SET EXERCISE ->
Where a line contains the word "highlight", copy that line in full.

------

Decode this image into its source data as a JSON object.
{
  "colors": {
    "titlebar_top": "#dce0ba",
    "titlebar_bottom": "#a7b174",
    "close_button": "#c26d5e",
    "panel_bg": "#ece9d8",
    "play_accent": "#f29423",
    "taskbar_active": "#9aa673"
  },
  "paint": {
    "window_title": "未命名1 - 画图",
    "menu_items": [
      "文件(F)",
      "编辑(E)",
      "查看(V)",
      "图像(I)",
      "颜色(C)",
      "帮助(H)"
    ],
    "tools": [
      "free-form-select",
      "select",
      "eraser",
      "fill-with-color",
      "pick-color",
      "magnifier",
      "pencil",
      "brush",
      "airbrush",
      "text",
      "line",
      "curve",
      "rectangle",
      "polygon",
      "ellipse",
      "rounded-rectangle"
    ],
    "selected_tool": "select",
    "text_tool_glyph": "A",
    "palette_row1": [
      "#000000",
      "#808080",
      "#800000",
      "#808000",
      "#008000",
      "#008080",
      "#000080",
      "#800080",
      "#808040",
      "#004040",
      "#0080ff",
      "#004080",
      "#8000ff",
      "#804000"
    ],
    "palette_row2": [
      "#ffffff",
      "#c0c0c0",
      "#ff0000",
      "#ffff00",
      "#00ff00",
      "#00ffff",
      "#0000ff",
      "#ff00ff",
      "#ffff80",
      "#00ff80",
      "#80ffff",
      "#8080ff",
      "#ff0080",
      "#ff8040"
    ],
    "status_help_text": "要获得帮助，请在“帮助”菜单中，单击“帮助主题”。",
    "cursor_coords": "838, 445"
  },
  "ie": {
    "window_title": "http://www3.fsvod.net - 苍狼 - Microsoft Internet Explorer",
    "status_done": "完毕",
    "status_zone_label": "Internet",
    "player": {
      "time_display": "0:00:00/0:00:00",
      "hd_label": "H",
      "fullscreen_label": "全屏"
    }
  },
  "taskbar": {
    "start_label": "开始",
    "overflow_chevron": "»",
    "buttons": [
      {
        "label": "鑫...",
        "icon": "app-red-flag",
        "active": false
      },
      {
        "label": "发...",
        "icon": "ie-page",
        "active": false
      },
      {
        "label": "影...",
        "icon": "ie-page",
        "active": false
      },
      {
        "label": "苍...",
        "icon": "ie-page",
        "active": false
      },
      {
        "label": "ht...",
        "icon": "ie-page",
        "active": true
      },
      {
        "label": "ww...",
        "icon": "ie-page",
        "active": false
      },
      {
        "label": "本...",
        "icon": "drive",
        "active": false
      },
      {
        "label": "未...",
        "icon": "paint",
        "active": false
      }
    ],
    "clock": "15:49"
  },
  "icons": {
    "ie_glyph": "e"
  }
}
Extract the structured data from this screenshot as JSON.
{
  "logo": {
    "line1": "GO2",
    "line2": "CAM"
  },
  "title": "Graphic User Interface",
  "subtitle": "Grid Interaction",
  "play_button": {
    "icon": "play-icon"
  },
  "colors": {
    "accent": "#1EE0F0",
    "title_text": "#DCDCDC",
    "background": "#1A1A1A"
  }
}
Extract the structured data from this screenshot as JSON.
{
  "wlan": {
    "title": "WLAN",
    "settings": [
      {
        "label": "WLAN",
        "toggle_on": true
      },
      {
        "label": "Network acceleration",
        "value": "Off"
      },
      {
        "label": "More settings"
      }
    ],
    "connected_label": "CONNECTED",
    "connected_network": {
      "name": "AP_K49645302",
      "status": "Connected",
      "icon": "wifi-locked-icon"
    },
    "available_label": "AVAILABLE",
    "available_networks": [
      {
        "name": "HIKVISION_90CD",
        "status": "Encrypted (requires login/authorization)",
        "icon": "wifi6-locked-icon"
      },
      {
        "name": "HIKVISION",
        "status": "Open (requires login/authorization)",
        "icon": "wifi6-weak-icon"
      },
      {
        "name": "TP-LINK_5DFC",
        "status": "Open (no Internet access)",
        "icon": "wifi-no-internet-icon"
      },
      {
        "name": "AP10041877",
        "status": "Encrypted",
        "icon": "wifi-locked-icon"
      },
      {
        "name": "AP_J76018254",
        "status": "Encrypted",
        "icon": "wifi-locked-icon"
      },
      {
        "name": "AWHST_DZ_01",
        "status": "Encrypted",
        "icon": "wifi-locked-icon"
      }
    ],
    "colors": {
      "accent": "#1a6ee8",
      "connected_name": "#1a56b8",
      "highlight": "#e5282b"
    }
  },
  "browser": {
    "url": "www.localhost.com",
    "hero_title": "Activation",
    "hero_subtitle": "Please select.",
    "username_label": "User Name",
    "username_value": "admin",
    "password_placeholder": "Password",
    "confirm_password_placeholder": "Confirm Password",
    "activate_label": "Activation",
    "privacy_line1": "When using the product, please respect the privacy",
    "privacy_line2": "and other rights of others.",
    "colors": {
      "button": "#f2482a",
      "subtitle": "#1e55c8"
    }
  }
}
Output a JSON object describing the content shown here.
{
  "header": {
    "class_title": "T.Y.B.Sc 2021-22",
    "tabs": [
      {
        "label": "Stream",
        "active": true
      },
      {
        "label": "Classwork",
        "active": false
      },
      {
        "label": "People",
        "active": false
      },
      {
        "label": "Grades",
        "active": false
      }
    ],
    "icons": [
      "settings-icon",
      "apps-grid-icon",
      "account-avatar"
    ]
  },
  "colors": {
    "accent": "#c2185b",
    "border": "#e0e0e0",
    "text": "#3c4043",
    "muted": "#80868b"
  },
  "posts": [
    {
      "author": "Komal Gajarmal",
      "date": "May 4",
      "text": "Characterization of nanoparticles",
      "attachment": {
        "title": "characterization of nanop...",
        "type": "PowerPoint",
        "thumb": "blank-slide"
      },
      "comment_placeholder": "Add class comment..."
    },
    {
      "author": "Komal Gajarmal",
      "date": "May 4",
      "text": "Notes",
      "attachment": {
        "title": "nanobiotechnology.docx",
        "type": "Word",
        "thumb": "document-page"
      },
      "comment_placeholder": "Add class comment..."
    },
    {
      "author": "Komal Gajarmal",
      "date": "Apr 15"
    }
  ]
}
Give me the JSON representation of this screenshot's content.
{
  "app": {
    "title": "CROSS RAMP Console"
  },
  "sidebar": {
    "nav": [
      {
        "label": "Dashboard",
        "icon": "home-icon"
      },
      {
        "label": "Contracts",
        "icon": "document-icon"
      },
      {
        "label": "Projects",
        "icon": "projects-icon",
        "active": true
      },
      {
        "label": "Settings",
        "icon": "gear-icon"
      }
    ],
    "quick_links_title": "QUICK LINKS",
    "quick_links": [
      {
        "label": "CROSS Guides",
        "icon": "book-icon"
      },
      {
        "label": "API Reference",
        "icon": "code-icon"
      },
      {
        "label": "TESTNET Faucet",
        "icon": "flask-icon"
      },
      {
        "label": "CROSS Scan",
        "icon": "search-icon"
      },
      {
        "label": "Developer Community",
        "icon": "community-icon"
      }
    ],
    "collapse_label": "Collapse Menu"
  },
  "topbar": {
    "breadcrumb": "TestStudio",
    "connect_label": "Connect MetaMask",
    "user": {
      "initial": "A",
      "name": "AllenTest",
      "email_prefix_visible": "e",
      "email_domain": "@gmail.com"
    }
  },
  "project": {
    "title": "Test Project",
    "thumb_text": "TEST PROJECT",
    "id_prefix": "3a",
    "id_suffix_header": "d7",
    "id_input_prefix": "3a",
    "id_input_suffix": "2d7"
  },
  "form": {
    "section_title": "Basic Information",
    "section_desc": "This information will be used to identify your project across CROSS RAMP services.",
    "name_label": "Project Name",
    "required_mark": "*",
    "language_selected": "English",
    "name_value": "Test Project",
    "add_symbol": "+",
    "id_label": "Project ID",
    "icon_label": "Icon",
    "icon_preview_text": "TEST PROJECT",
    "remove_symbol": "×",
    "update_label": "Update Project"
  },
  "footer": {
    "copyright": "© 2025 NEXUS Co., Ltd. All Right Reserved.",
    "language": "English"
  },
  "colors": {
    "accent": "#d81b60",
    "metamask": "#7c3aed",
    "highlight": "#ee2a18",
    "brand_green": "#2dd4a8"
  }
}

------

THE COMPLETED TASK ->
      "highlight": "#e5282b"
    "highlight": "#ee2a18",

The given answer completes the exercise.